■ Instructions to follow: Say how many lines contain the word "integrati". Only the number should be given.

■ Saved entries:
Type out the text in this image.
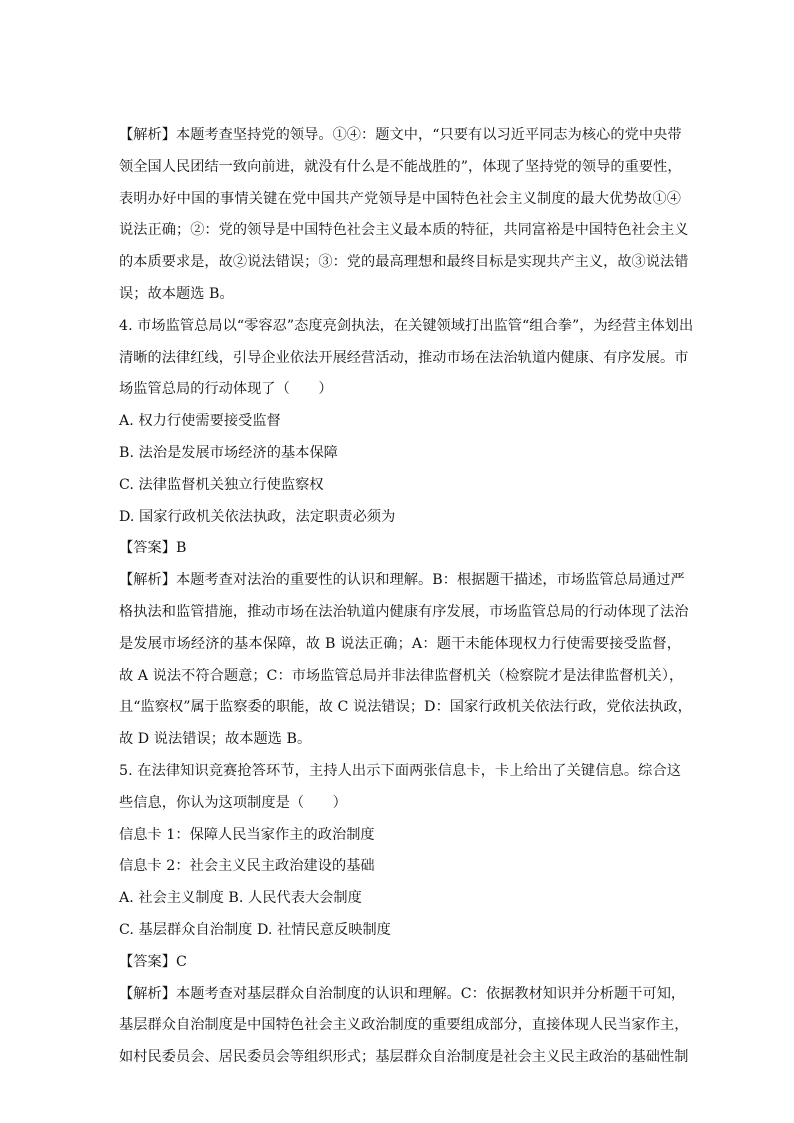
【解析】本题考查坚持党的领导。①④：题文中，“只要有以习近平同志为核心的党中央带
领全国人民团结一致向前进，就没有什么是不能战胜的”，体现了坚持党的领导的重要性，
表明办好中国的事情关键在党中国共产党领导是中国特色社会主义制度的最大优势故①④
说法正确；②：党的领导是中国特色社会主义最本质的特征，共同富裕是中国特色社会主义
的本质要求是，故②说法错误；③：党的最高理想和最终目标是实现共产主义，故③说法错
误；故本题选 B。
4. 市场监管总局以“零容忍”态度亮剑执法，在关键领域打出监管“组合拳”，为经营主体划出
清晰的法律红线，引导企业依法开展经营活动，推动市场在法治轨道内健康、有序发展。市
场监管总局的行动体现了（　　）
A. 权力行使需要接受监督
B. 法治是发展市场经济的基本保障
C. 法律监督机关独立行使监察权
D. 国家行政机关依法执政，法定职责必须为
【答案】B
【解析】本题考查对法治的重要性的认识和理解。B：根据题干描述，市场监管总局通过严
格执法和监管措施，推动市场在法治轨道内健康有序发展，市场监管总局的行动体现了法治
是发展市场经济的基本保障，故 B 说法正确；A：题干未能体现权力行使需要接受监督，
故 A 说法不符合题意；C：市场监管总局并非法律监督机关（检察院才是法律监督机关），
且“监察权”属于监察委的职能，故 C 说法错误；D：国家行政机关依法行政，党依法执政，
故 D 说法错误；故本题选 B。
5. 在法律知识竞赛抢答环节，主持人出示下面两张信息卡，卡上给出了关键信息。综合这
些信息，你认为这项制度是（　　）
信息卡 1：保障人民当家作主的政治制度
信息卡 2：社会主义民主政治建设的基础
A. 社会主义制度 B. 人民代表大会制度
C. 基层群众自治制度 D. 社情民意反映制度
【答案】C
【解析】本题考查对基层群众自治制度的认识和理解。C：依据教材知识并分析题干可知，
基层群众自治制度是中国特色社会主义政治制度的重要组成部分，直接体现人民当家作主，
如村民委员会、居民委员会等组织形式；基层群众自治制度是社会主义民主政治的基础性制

--

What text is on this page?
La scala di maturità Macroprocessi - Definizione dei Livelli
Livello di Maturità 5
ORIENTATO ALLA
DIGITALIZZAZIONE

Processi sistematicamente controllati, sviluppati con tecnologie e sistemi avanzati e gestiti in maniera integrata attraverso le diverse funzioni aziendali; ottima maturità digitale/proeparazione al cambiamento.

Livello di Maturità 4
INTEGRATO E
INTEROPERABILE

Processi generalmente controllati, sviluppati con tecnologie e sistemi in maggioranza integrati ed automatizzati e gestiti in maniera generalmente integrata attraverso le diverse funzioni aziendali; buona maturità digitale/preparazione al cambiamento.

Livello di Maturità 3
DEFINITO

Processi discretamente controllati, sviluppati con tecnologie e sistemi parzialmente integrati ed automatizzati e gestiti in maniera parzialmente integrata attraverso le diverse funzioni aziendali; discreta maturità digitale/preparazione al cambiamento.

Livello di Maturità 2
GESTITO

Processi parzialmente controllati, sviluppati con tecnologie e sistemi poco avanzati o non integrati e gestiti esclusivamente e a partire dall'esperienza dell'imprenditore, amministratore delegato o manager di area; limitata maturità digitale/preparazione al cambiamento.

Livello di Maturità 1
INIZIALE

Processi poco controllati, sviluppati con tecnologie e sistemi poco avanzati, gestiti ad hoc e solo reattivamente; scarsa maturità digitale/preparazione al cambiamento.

■ Response below: 3